> _EXERCISE BRIEF_
Give all of the lines again exactly as they read.

BEGIN DATASET ROWS

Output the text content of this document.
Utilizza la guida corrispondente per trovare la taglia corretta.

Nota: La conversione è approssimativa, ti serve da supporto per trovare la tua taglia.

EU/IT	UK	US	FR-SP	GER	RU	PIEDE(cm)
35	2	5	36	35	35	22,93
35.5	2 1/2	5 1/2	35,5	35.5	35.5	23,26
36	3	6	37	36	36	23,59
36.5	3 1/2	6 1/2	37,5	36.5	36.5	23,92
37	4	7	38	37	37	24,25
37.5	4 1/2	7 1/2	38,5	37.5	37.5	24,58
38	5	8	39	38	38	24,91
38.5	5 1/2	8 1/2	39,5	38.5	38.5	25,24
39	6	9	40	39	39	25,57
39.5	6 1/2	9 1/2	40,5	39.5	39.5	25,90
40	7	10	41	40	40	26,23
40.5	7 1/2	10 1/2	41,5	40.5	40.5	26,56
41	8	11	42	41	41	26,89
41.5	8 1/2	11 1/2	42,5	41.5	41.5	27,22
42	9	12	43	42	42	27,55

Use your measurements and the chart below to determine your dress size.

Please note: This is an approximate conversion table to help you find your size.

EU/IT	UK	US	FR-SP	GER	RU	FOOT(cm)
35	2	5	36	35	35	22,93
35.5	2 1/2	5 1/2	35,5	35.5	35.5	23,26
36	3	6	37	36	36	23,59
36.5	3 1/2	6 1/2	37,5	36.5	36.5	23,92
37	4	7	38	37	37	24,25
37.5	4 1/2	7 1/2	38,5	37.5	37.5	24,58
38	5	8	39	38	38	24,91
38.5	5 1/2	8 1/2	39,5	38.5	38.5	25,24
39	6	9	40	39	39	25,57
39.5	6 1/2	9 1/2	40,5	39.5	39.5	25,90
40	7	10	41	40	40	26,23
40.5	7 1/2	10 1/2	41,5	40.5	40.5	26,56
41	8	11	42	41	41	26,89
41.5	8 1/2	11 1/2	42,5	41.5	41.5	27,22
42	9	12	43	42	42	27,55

END DATASET ROWS

> _RESULT_
Output the text content of this document.
Utilizza la guida corrispondente per trovare la taglia corretta.

Nota: La conversione è approssimativa, ti serve da supporto per trovare la tua taglia.

EU/IT	UK	US	FR-SP	GER	RU	PIEDE(cm)
35	2	5	36	35	35	22,93
35.5	2 1/2	5 1/2	35,5	35.5	35.5	23,26
36	3	6	37	36	36	23,59
36.5	3 1/2	6 1/2	37,5	36.5	36.5	23,92
37	4	7	38	37	37	24,25
37.5	4 1/2	7 1/2	38,5	37.5	37.5	24,58
38	5	8	39	38	38	24,91
38.5	5 1/2	8 1/2	39,5	38.5	38.5	25,24
39	6	9	40	39	39	25,57
39.5	6 1/2	9 1/2	40,5	39.5	39.5	25,90
40	7	10	41	40	40	26,23
40.5	7 1/2	10 1/2	41,5	40.5	40.5	26,56
41	8	11	42	41	41	26,89
41.5	8 1/2	11 1/2	42,5	41.5	41.5	27,22
42	9	12	43	42	42	27,55

Use your measurements and the chart below to determine your dress size.

Please note: This is an approximate conversion table to help you find your size.

EU/IT	UK	US	FR-SP	GER	RU	FOOT(cm)
35	2	5	36	35	35	22,93
35.5	2 1/2	5 1/2	35,5	35.5	35.5	23,26
36	3	6	37	36	36	23,59
36.5	3 1/2	6 1/2	37,5	36.5	36.5	23,92
37	4	7	38	37	37	24,25
37.5	4 1/2	7 1/2	38,5	37.5	37.5	24,58
38	5	8	39	38	38	24,91
38.5	5 1/2	8 1/2	39,5	38.5	38.5	25,24
39	6	9	40	39	39	25,57
39.5	6 1/2	9 1/2	40,5	39.5	39.5	25,90
40	7	10	41	40	40	26,23
40.5	7 1/2	10 1/2	41,5	40.5	40.5	26,56
41	8	11	42	41	41	26,89
41.5	8 1/2	11 1/2	42,5	41.5	41.5	27,22
42	9	12	43	42	42	27,55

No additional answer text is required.